--- Start of ITEMS ---
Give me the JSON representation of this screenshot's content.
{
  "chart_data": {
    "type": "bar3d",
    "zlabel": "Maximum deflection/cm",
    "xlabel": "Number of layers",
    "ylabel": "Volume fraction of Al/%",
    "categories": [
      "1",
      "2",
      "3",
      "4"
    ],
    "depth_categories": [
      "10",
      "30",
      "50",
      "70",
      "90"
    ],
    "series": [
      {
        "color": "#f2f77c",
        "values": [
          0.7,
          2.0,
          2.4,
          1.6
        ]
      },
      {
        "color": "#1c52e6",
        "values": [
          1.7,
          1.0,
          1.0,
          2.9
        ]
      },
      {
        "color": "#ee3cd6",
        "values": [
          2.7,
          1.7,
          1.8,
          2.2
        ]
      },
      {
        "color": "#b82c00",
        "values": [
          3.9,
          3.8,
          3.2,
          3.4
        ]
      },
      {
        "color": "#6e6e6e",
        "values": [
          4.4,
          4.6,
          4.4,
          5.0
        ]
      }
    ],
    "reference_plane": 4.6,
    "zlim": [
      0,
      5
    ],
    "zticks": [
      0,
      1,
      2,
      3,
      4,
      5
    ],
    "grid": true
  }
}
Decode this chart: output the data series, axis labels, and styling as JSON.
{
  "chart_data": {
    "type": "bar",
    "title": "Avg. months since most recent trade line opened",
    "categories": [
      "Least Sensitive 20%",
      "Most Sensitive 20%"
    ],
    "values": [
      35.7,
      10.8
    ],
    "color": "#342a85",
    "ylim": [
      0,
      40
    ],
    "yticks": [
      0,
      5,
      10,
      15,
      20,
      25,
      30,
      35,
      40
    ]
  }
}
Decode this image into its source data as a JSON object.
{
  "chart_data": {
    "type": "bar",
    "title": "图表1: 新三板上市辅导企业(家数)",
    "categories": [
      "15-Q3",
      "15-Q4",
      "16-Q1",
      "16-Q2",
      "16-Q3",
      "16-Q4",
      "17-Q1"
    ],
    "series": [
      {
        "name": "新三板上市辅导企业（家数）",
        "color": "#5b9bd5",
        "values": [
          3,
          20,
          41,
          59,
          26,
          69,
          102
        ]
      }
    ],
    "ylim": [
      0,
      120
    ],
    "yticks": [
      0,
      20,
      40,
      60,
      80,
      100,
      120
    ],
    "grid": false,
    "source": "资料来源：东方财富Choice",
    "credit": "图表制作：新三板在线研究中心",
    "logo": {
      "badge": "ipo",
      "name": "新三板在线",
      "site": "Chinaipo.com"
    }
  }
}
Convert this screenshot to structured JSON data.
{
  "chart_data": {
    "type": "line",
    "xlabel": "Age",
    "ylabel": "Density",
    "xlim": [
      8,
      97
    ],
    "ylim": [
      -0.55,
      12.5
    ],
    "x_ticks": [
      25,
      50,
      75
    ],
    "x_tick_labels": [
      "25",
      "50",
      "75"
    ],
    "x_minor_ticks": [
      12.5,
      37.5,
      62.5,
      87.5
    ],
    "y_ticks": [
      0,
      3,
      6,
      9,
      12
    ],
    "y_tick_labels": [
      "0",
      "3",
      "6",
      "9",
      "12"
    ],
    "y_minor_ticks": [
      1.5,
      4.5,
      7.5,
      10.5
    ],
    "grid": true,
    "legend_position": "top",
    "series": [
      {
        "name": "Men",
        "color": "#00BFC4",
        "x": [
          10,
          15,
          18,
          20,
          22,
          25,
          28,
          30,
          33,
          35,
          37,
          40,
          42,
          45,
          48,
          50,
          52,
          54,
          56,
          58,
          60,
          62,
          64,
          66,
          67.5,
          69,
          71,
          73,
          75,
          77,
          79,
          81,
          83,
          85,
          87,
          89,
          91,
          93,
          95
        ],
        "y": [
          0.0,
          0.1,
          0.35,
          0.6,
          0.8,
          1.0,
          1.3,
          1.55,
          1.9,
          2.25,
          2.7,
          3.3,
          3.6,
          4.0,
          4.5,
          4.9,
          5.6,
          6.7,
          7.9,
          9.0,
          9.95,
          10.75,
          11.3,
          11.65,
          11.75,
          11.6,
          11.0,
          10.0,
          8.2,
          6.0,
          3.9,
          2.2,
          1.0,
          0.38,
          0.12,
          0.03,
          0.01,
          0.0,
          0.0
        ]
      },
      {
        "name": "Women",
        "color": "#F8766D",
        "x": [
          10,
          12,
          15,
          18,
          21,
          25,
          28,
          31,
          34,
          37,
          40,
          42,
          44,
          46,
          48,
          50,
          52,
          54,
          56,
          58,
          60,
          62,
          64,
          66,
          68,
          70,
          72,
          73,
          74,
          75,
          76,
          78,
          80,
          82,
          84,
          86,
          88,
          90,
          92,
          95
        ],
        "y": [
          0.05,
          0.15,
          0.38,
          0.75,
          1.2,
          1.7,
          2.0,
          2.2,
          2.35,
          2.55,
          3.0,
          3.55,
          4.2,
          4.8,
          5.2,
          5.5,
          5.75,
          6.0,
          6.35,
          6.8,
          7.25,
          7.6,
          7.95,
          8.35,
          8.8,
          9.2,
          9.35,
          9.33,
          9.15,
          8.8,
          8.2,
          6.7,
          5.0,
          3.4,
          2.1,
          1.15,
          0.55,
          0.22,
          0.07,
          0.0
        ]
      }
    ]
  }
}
--- End of ITEMS ---
From the entries above, collect every line with the string "新三板上市辅导企业" in it.

    "title": "图表1: 新三板上市辅导企业(家数)",
        "name": "新三板上市辅导企业（家数）",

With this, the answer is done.